Goal:
Count every line that includes the string "ProRealTime" in the entries that follow. Nothing besides the number is needed.

Stored rows:

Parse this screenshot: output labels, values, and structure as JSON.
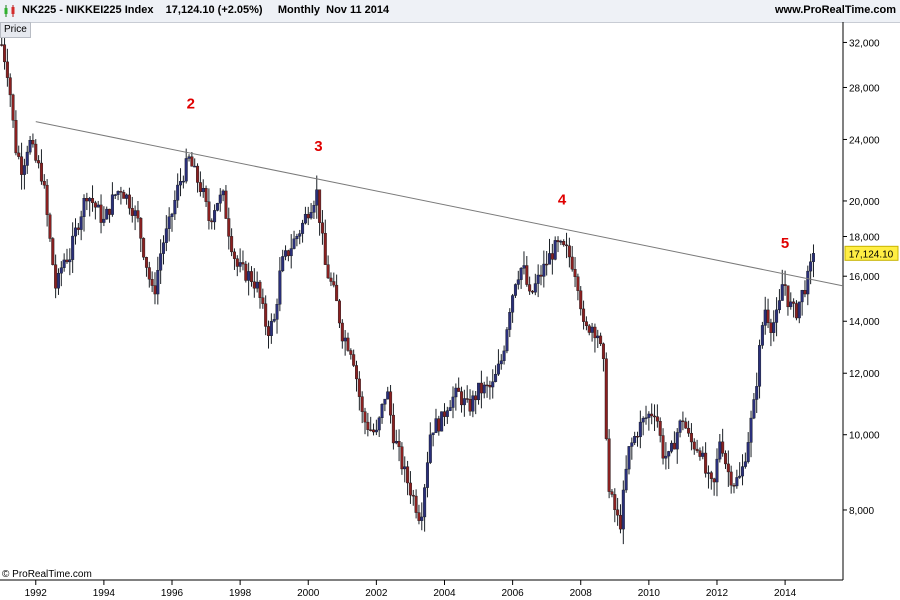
{
  "header": {
    "title": "NK225 - NIKKEI225 Index    17,124.10 (+2.05%)     Monthly  Nov 11 2014",
    "brand": "www.ProRealTime.com"
  },
  "panel": {
    "tab_label": "Price"
  },
  "footer": {
    "copyright": "© ProRealTime.com"
  },
  "chart_data": {
    "type": "candlestick",
    "symbol": "NK225",
    "name": "NIKKEI225 Index",
    "last_price": "17,124.10",
    "last_price_value": 17124.1,
    "change": "(+2.05%)",
    "period": "Monthly",
    "date": "Nov 11 2014",
    "scale": "log",
    "ylim": [
      6500,
      34000
    ],
    "xlim": [
      1990.95,
      2015.7
    ],
    "y_ticks": [
      8000,
      10000,
      12000,
      14000,
      16000,
      18000,
      20000,
      24000,
      28000,
      32000
    ],
    "y_tick_labels": [
      "8,000",
      "10,000",
      "12,000",
      "14,000",
      "16,000",
      "18,000",
      "20,000",
      "24,000",
      "28,000",
      "32,000"
    ],
    "x_ticks": [
      1992,
      1994,
      1996,
      1998,
      2000,
      2002,
      2004,
      2006,
      2008,
      2010,
      2012,
      2014
    ],
    "x_tick_labels": [
      "1992",
      "1994",
      "1996",
      "1998",
      "2000",
      "2002",
      "2004",
      "2006",
      "2008",
      "2010",
      "2012",
      "2014"
    ],
    "grid": false,
    "price_path": [
      [
        1991.0,
        31800
      ],
      [
        1991.2,
        29000
      ],
      [
        1991.4,
        23500
      ],
      [
        1991.6,
        22000
      ],
      [
        1991.8,
        24000
      ],
      [
        1992.0,
        22500
      ],
      [
        1992.2,
        21500
      ],
      [
        1992.4,
        18000
      ],
      [
        1992.6,
        15300
      ],
      [
        1992.8,
        16800
      ],
      [
        1993.0,
        17000
      ],
      [
        1993.2,
        18500
      ],
      [
        1993.5,
        20500
      ],
      [
        1993.8,
        19500
      ],
      [
        1994.0,
        18800
      ],
      [
        1994.3,
        20300
      ],
      [
        1994.5,
        20800
      ],
      [
        1994.8,
        19800
      ],
      [
        1995.0,
        18800
      ],
      [
        1995.2,
        17000
      ],
      [
        1995.45,
        15000
      ],
      [
        1995.7,
        17500
      ],
      [
        1995.9,
        18500
      ],
      [
        1996.2,
        21000
      ],
      [
        1996.5,
        22600
      ],
      [
        1996.7,
        21500
      ],
      [
        1996.9,
        20500
      ],
      [
        1997.1,
        18800
      ],
      [
        1997.3,
        20000
      ],
      [
        1997.5,
        20200
      ],
      [
        1997.7,
        18000
      ],
      [
        1997.9,
        16500
      ],
      [
        1998.1,
        16200
      ],
      [
        1998.3,
        16000
      ],
      [
        1998.5,
        15500
      ],
      [
        1998.8,
        13600
      ],
      [
        1999.0,
        14000
      ],
      [
        1999.2,
        16500
      ],
      [
        1999.5,
        17500
      ],
      [
        1999.8,
        18500
      ],
      [
        2000.0,
        19500
      ],
      [
        2000.25,
        20500
      ],
      [
        2000.5,
        16500
      ],
      [
        2000.8,
        15000
      ],
      [
        2001.0,
        13500
      ],
      [
        2001.3,
        12800
      ],
      [
        2001.6,
        10500
      ],
      [
        2001.8,
        10200
      ],
      [
        2002.0,
        10000
      ],
      [
        2002.3,
        11500
      ],
      [
        2002.5,
        10000
      ],
      [
        2002.8,
        9000
      ],
      [
        2003.0,
        8500
      ],
      [
        2003.3,
        7800
      ],
      [
        2003.6,
        10200
      ],
      [
        2003.9,
        10400
      ],
      [
        2004.1,
        11000
      ],
      [
        2004.4,
        11300
      ],
      [
        2004.7,
        10800
      ],
      [
        2005.0,
        11400
      ],
      [
        2005.4,
        11500
      ],
      [
        2005.7,
        12600
      ],
      [
        2005.9,
        14500
      ],
      [
        2006.1,
        16000
      ],
      [
        2006.3,
        16500
      ],
      [
        2006.5,
        15000
      ],
      [
        2006.8,
        16000
      ],
      [
        2007.1,
        17000
      ],
      [
        2007.3,
        17500
      ],
      [
        2007.6,
        17200
      ],
      [
        2007.8,
        16500
      ],
      [
        2007.95,
        15500
      ],
      [
        2008.1,
        13500
      ],
      [
        2008.3,
        13900
      ],
      [
        2008.5,
        13500
      ],
      [
        2008.7,
        12000
      ],
      [
        2008.8,
        8500
      ],
      [
        2009.0,
        8000
      ],
      [
        2009.15,
        7600
      ],
      [
        2009.4,
        9500
      ],
      [
        2009.7,
        10200
      ],
      [
        2009.9,
        10500
      ],
      [
        2010.2,
        10800
      ],
      [
        2010.4,
        9500
      ],
      [
        2010.6,
        9300
      ],
      [
        2010.8,
        10000
      ],
      [
        2011.0,
        10500
      ],
      [
        2011.2,
        9800
      ],
      [
        2011.5,
        9600
      ],
      [
        2011.7,
        8800
      ],
      [
        2011.9,
        8500
      ],
      [
        2012.1,
        10000
      ],
      [
        2012.3,
        9000
      ],
      [
        2012.5,
        8700
      ],
      [
        2012.7,
        8800
      ],
      [
        2012.9,
        9800
      ],
      [
        2013.1,
        11000
      ],
      [
        2013.3,
        13500
      ],
      [
        2013.4,
        14600
      ],
      [
        2013.6,
        13800
      ],
      [
        2013.8,
        14300
      ],
      [
        2013.95,
        16000
      ],
      [
        2014.1,
        14800
      ],
      [
        2014.3,
        14300
      ],
      [
        2014.5,
        15200
      ],
      [
        2014.7,
        16000
      ],
      [
        2014.85,
        17124
      ]
    ],
    "trendline": {
      "start": [
        1992.0,
        25300
      ],
      "end": [
        2015.7,
        15550
      ]
    },
    "annotations": [
      {
        "label": "2",
        "x": 1996.55,
        "y": 26300
      },
      {
        "label": "3",
        "x": 2000.3,
        "y": 23200
      },
      {
        "label": "4",
        "x": 2007.45,
        "y": 19800
      },
      {
        "label": "5",
        "x": 2014.0,
        "y": 17400
      }
    ]
  }
}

Result of the exercise:
2